Output all the entries word for word. Omit the pictures.

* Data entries
______________________________
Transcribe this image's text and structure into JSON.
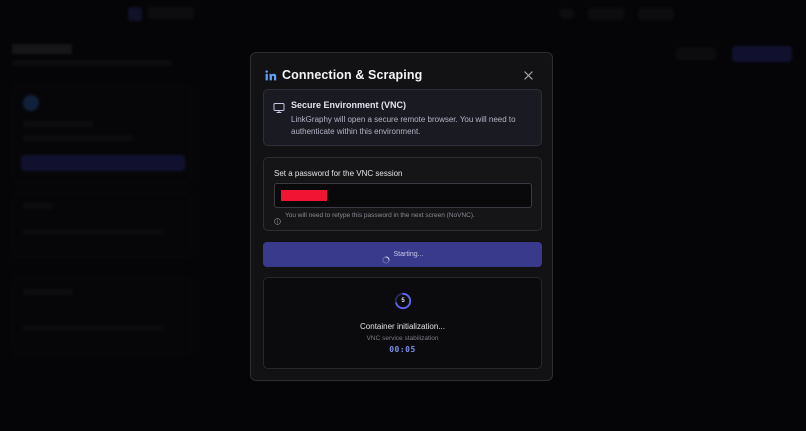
{
  "modal": {
    "title": "Connection & Scraping",
    "vnc": {
      "title": "Secure Environment (VNC)",
      "description": "LinkGraphy will open a secure remote browser. You will need to authenticate within this environment."
    },
    "password": {
      "label": "Set a password for the VNC session",
      "hint": "You will need to retype this password in the next screen (NoVNC)."
    },
    "start_button": "Starting...",
    "status": {
      "countdown": "5",
      "title": "Container initialization...",
      "subtitle": "VNC service stabilization",
      "timer": "00:05"
    }
  },
  "icons": {
    "brand": "linkedin-icon",
    "close": "close-icon",
    "vnc": "monitor-icon",
    "hint": "info-icon",
    "loading": "spinner-icon"
  },
  "colors": {
    "accent": "#3a3a8c",
    "timer": "#7b8ce8",
    "password_mask": "#f21433",
    "background": "#050507"
  }
}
______________________________
* EXPECTED OUTPUT
Transcribe this image's text and structure into JSON.
{
  "modal": {
    "title": "Connection & Scraping",
    "vnc": {
      "title": "Secure Environment (VNC)",
      "description": "LinkGraphy will open a secure remote browser. You will need to authenticate within this environment."
    },
    "password": {
      "label": "Set a password for the VNC session",
      "hint": "You will need to retype this password in the next screen (NoVNC)."
    },
    "start_button": "Starting...",
    "status": {
      "countdown": "5",
      "title": "Container initialization...",
      "subtitle": "VNC service stabilization",
      "timer": "00:05"
    }
  },
  "icons": {
    "brand": "linkedin-icon",
    "close": "close-icon",
    "vnc": "monitor-icon",
    "hint": "info-icon",
    "loading": "spinner-icon"
  },
  "colors": {
    "accent": "#3a3a8c",
    "timer": "#7b8ce8",
    "password_mask": "#f21433",
    "background": "#050507"
  }
}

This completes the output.